>> BEGIN Given information
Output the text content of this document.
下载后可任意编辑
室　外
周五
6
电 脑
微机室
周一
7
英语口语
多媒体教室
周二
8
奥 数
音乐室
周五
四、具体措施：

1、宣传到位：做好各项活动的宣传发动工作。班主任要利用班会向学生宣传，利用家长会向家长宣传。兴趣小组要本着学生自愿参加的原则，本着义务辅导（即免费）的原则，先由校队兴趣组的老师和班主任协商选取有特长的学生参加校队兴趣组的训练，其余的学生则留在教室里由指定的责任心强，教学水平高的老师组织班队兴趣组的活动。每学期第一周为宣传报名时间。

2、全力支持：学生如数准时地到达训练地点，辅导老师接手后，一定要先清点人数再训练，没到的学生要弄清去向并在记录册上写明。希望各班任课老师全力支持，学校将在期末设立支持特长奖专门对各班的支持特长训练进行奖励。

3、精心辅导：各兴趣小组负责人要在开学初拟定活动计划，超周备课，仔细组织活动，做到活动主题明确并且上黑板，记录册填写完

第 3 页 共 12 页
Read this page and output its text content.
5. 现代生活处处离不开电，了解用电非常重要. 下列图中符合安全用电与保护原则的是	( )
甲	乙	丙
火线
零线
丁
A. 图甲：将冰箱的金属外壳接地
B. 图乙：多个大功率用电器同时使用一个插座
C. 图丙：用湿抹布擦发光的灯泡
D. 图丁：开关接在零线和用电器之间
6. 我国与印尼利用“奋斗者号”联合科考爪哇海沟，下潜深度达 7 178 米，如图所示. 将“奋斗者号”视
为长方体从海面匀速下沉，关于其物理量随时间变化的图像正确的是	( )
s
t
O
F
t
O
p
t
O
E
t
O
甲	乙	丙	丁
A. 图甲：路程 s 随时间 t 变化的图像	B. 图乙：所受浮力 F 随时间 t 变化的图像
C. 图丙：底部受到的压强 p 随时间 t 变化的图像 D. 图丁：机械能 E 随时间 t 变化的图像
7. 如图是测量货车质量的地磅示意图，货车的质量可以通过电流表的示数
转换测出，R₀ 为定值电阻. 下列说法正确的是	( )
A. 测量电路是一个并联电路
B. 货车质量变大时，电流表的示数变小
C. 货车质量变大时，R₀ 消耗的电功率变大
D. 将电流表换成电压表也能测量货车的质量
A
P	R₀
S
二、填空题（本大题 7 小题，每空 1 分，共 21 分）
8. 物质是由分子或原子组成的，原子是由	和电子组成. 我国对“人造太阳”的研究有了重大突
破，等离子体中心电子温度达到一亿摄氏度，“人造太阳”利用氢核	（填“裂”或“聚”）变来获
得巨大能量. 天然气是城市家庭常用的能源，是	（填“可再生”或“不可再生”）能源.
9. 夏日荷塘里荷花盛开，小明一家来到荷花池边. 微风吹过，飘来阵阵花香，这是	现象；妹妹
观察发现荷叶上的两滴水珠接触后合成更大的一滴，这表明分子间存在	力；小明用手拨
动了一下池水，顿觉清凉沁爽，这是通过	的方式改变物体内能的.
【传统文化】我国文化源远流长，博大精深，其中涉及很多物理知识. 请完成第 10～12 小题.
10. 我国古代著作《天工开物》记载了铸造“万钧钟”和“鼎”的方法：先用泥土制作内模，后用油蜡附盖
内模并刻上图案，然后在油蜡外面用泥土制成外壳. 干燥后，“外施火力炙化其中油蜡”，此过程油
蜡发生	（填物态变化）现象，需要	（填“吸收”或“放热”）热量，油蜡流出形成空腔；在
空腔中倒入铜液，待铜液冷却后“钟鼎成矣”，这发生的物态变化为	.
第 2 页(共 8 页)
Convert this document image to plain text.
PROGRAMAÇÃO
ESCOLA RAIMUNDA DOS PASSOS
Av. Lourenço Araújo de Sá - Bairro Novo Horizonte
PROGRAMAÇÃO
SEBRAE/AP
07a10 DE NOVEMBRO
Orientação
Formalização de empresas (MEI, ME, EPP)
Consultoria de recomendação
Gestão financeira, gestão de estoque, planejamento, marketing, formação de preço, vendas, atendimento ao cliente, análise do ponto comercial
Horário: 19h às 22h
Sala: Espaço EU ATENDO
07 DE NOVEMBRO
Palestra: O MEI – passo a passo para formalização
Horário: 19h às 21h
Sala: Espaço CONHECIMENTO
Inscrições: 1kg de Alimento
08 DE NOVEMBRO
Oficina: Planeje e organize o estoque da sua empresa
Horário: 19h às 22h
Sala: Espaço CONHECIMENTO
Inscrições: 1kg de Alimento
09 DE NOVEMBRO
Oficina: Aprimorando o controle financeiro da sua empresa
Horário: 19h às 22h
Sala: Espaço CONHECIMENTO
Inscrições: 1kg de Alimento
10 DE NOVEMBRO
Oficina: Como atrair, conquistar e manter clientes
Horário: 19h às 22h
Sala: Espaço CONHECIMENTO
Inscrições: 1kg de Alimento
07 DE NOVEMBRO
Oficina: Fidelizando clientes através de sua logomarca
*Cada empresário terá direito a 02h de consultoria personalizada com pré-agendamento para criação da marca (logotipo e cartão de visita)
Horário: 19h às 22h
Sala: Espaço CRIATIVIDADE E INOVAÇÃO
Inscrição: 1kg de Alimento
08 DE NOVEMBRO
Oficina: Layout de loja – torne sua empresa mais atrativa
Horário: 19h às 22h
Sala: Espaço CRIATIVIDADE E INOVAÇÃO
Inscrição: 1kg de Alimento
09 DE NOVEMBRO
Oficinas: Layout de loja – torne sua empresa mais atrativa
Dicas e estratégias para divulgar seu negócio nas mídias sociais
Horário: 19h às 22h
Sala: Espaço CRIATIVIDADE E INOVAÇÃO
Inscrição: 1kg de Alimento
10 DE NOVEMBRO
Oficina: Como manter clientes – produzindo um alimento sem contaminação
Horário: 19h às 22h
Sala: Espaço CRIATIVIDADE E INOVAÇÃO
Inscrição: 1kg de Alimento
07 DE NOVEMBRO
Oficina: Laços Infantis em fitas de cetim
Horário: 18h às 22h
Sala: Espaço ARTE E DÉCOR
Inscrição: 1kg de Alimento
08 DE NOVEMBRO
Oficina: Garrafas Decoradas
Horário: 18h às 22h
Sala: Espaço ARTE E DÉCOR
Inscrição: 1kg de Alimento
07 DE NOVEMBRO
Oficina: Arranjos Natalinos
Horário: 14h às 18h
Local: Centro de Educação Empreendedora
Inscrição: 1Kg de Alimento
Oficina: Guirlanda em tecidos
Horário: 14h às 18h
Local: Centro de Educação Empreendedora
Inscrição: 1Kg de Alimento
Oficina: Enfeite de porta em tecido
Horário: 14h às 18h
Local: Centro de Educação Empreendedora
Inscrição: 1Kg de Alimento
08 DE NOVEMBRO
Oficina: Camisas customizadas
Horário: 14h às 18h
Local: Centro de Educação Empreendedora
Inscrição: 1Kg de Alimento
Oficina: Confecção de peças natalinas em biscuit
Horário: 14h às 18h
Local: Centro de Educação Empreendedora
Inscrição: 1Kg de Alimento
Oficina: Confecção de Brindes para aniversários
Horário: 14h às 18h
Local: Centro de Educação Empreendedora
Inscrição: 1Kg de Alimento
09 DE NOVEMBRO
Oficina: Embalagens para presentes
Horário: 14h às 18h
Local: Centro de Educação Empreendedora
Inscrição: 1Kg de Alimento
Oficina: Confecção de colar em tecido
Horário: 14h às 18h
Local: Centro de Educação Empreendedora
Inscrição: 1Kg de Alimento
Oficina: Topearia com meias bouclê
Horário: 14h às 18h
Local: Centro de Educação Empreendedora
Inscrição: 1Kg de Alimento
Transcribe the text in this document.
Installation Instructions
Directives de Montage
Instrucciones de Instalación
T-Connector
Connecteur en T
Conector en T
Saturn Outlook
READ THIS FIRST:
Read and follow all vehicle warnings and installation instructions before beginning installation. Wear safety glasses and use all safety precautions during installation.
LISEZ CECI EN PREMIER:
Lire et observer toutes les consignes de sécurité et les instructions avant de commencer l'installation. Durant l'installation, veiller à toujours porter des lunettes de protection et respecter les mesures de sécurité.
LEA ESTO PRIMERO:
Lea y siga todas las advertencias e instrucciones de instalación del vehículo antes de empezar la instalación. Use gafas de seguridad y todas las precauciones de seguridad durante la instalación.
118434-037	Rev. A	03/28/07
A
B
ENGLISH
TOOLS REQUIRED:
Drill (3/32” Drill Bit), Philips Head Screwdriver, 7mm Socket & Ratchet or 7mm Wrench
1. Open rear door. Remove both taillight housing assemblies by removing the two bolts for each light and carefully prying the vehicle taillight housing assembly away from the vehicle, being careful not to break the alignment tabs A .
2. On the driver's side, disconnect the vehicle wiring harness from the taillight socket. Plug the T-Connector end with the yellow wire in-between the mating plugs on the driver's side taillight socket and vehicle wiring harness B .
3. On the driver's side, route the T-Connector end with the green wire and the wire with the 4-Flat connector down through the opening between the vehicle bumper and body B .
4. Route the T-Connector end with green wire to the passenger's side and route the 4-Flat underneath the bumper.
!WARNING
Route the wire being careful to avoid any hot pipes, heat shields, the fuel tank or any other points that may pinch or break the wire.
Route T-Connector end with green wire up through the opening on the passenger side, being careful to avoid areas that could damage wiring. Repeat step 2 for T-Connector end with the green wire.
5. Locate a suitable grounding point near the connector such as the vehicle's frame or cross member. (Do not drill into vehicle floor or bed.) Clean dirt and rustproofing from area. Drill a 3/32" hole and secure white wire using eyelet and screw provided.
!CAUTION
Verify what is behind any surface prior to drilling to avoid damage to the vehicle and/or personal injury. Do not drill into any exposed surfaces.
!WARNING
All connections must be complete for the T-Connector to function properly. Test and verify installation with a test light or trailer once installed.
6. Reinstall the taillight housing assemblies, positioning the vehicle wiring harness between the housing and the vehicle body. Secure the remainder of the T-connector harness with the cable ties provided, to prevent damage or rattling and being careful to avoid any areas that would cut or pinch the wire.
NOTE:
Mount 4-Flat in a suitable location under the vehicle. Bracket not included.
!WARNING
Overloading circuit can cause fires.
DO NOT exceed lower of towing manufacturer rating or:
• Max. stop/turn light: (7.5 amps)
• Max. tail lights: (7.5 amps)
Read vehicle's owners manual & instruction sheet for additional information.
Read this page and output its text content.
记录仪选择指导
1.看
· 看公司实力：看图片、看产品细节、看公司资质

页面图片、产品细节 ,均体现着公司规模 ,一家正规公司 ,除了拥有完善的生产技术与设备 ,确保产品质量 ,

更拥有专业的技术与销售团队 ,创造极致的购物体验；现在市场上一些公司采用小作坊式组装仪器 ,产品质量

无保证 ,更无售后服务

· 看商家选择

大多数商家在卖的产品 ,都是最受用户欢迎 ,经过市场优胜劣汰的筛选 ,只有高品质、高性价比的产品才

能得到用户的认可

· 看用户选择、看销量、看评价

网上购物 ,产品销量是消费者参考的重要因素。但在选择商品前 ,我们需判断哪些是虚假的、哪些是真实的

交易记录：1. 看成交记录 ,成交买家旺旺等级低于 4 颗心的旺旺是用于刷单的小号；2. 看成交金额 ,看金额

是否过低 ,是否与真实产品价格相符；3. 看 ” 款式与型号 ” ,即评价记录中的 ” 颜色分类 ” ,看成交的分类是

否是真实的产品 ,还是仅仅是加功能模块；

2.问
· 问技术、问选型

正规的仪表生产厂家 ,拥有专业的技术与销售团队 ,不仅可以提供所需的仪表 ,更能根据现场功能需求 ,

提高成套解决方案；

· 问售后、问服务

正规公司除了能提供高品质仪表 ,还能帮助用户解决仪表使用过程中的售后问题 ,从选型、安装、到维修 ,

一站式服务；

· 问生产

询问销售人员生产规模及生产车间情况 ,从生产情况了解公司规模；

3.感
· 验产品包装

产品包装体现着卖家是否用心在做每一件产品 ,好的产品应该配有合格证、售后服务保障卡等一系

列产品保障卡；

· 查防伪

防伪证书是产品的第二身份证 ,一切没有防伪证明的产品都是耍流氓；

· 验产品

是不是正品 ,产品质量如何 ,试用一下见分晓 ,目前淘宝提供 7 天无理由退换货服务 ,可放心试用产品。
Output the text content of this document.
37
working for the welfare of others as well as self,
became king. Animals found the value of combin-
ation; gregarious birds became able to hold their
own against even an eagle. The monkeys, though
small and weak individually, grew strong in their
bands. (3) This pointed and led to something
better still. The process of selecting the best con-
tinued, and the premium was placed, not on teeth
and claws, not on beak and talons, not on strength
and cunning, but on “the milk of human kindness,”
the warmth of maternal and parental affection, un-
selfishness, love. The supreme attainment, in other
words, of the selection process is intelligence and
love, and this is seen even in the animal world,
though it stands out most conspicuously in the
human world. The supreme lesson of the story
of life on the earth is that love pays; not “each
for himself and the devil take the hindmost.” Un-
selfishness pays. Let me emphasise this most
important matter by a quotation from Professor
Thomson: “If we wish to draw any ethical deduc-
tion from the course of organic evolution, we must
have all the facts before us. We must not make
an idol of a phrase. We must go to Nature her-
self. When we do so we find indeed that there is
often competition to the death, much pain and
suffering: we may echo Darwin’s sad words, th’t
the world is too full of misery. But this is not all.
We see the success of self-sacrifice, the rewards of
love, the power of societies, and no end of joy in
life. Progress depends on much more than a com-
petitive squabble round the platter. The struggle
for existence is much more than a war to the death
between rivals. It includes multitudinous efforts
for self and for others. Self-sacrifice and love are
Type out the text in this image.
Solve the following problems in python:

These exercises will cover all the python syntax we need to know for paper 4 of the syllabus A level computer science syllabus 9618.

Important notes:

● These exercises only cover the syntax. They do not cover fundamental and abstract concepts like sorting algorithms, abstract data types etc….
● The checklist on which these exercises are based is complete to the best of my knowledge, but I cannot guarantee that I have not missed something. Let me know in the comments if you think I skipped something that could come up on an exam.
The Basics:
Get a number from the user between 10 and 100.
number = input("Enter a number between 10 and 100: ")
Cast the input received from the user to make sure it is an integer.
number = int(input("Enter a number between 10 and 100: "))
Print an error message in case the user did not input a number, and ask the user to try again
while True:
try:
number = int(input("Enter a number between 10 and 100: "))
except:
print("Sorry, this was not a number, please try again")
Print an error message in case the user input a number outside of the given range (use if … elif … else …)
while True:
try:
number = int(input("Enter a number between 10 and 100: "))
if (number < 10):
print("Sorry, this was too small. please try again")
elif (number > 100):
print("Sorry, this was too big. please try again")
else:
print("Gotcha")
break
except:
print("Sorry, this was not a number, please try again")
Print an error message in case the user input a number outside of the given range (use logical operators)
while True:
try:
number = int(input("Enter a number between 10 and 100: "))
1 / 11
>> END Given information
◆ **Stated problem**
How many lines in the listing above contain "mais"? Answer with the number alone.

◆ **Right answer**
2